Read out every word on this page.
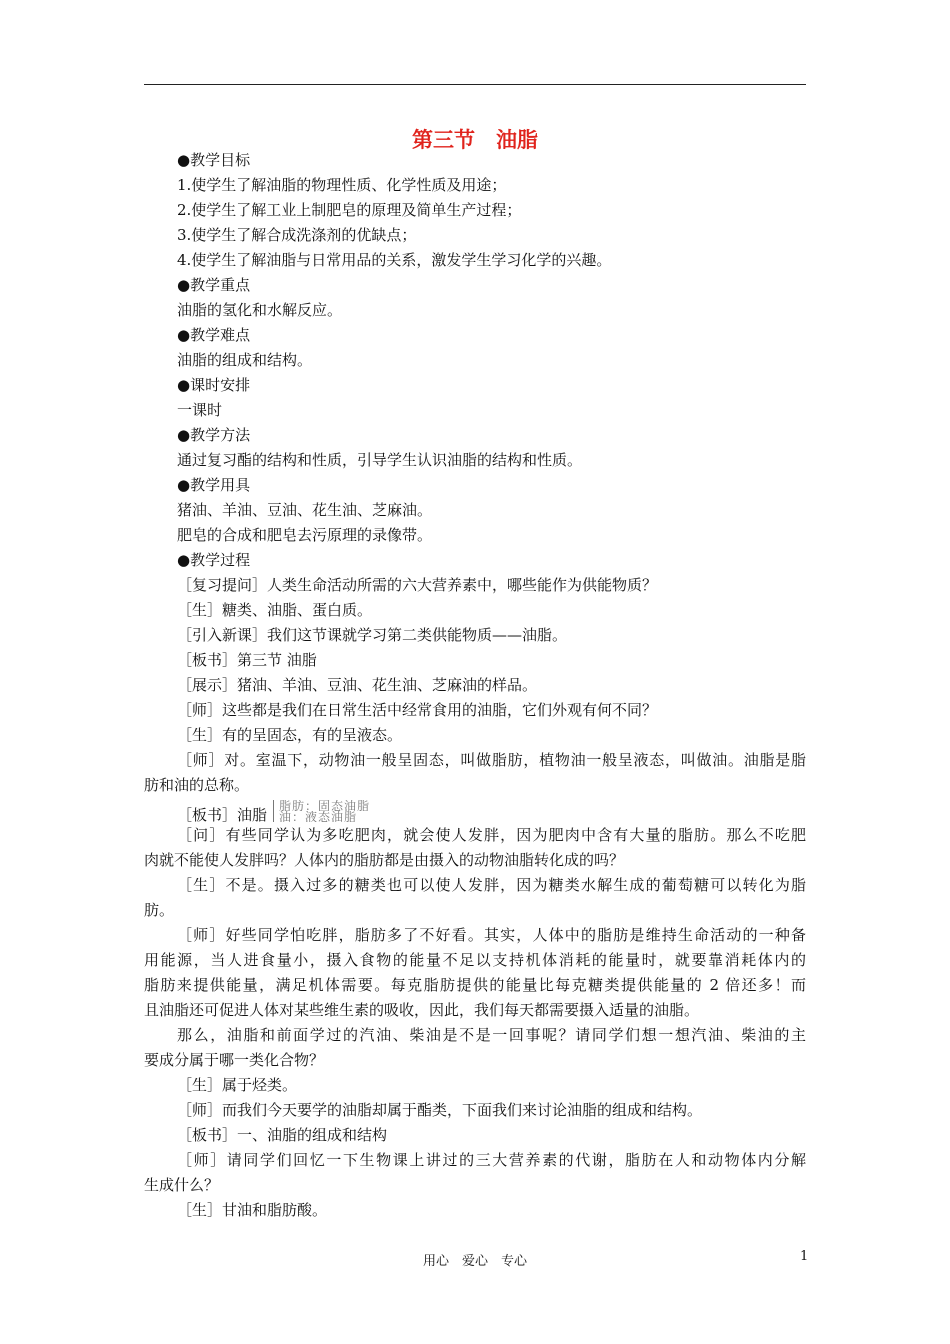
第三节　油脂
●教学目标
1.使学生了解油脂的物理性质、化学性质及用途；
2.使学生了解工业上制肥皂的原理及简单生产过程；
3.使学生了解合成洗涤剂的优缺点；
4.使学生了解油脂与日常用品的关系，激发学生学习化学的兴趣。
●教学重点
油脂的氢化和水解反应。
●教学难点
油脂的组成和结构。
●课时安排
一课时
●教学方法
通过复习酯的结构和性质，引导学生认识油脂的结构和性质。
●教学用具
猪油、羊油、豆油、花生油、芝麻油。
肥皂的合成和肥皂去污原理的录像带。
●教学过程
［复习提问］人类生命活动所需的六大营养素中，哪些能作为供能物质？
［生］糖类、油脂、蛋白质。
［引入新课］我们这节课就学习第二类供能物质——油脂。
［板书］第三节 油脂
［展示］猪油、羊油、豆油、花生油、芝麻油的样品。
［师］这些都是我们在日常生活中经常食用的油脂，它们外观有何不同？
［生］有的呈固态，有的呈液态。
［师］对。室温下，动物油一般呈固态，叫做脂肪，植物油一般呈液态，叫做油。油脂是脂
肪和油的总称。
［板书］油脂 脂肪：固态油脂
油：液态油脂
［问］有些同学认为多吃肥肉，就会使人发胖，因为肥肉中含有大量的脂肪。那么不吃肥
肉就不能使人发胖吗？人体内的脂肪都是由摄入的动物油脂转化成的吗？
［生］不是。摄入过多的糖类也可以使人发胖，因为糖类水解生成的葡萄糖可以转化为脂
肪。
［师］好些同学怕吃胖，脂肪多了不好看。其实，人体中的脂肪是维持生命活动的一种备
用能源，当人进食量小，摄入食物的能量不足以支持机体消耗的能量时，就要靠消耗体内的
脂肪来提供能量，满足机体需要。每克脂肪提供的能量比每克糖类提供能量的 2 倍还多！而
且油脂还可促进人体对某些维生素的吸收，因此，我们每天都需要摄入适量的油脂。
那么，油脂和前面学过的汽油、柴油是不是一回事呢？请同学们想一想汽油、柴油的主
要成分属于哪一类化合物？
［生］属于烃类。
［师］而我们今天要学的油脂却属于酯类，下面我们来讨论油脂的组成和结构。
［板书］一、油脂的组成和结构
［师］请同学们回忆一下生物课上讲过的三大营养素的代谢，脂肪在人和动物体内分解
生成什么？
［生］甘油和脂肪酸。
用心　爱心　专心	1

**Instructions to follow**
Reproduce the material word for word. Any pictures should be left out of the copy.

**Worked answer**
Read out every word on this page.
第三节　油脂
●教学目标
1.使学生了解油脂的物理性质、化学性质及用途；
2.使学生了解工业上制肥皂的原理及简单生产过程；
3.使学生了解合成洗涤剂的优缺点；
4.使学生了解油脂与日常用品的关系，激发学生学习化学的兴趣。
●教学重点
油脂的氢化和水解反应。
●教学难点
油脂的组成和结构。
●课时安排
一课时
●教学方法
通过复习酯的结构和性质，引导学生认识油脂的结构和性质。
●教学用具
猪油、羊油、豆油、花生油、芝麻油。
肥皂的合成和肥皂去污原理的录像带。
●教学过程
［复习提问］人类生命活动所需的六大营养素中，哪些能作为供能物质？
［生］糖类、油脂、蛋白质。
［引入新课］我们这节课就学习第二类供能物质——油脂。
［板书］第三节 油脂
［展示］猪油、羊油、豆油、花生油、芝麻油的样品。
［师］这些都是我们在日常生活中经常食用的油脂，它们外观有何不同？
［生］有的呈固态，有的呈液态。
［师］对。室温下，动物油一般呈固态，叫做脂肪，植物油一般呈液态，叫做油。油脂是脂
肪和油的总称。
［板书］油脂 脂肪：固态油脂
油：液态油脂
［问］有些同学认为多吃肥肉，就会使人发胖，因为肥肉中含有大量的脂肪。那么不吃肥
肉就不能使人发胖吗？人体内的脂肪都是由摄入的动物油脂转化成的吗？
［生］不是。摄入过多的糖类也可以使人发胖，因为糖类水解生成的葡萄糖可以转化为脂
肪。
［师］好些同学怕吃胖，脂肪多了不好看。其实，人体中的脂肪是维持生命活动的一种备
用能源，当人进食量小，摄入食物的能量不足以支持机体消耗的能量时，就要靠消耗体内的
脂肪来提供能量，满足机体需要。每克脂肪提供的能量比每克糖类提供能量的 2 倍还多！而
且油脂还可促进人体对某些维生素的吸收，因此，我们每天都需要摄入适量的油脂。
那么，油脂和前面学过的汽油、柴油是不是一回事呢？请同学们想一想汽油、柴油的主
要成分属于哪一类化合物？
［生］属于烃类。
［师］而我们今天要学的油脂却属于酯类，下面我们来讨论油脂的组成和结构。
［板书］一、油脂的组成和结构
［师］请同学们回忆一下生物课上讲过的三大营养素的代谢，脂肪在人和动物体内分解
生成什么？
［生］甘油和脂肪酸。
用心　爱心　专心	1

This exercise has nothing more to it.